### Task details
Your task is to filter the data below down to the lines holding "Live".

### Information supplied
*-*-*

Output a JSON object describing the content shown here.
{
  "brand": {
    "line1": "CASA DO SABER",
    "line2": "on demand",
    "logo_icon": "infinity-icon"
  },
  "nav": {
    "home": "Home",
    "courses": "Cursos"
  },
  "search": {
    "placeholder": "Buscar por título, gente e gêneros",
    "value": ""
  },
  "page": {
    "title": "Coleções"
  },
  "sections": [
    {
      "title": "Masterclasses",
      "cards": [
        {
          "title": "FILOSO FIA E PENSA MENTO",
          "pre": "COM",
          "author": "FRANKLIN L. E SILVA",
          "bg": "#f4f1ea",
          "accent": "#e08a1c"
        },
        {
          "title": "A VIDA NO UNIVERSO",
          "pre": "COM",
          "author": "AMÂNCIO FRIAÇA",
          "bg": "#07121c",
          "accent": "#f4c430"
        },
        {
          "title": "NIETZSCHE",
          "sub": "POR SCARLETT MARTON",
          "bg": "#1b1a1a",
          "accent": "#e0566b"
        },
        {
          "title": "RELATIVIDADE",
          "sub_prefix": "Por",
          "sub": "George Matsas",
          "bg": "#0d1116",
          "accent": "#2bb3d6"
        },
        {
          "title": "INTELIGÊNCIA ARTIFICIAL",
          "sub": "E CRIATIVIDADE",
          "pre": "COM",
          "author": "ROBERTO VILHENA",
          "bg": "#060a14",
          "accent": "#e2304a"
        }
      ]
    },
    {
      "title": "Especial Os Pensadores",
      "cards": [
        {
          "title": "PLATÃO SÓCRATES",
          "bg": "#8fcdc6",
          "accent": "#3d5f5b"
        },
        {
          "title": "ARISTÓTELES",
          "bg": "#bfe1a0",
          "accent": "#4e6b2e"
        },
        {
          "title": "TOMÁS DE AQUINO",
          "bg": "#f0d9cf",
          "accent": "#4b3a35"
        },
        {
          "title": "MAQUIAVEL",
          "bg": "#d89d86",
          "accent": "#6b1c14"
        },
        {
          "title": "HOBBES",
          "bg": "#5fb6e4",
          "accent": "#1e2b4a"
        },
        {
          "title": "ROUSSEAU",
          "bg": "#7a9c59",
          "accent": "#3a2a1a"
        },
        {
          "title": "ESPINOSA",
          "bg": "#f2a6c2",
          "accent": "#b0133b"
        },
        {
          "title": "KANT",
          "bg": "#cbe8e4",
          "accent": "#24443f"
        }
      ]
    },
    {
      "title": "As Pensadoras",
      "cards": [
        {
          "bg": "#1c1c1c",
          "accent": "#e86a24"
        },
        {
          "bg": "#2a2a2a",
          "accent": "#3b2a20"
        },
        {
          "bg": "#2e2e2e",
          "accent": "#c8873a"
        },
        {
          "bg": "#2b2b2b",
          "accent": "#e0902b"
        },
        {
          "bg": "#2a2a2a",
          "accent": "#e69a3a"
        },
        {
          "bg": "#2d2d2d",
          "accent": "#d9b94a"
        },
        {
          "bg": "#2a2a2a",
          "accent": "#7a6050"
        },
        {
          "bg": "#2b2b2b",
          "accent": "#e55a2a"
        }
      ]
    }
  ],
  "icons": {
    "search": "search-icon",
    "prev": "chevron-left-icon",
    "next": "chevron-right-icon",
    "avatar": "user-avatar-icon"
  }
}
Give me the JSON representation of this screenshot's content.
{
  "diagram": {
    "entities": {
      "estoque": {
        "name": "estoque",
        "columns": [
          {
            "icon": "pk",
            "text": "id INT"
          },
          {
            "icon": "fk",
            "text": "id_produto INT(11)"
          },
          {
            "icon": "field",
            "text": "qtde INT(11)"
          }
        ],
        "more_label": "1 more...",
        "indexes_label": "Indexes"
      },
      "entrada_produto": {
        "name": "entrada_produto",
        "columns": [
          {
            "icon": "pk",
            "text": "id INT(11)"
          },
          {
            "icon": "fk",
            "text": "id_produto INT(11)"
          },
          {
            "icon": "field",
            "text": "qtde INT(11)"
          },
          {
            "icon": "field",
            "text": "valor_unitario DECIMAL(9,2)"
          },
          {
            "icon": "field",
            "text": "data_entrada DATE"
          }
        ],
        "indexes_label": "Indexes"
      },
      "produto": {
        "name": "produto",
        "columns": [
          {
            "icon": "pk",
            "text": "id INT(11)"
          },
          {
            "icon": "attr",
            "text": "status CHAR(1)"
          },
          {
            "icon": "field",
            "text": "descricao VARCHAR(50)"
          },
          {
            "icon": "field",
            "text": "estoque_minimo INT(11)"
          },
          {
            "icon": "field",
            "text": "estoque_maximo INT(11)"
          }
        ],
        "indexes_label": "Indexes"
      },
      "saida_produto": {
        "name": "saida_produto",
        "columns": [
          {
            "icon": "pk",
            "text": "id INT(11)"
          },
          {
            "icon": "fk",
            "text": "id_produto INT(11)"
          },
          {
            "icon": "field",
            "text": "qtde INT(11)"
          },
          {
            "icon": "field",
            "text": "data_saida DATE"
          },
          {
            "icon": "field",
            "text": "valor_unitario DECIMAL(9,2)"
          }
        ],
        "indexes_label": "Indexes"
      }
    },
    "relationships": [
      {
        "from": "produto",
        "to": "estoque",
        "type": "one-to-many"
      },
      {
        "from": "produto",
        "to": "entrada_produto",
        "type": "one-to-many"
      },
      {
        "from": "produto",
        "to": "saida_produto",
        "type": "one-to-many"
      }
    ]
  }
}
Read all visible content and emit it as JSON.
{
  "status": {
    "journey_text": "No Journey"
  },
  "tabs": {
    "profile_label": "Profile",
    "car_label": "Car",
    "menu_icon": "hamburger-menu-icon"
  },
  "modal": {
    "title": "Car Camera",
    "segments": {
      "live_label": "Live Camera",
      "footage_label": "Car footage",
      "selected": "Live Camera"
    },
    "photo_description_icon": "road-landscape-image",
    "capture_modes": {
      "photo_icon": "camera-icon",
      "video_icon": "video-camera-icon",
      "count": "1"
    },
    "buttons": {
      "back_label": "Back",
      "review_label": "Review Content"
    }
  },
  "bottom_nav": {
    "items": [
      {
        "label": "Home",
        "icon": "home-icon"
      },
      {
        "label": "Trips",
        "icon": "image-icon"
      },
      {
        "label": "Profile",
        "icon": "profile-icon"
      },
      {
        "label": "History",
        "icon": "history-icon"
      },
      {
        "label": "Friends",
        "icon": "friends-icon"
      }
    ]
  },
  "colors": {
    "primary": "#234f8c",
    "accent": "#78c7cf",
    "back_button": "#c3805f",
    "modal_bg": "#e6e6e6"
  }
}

*-*-*

### Worked solution
      "live_label": "Live Camera",
      "selected": "Live Camera"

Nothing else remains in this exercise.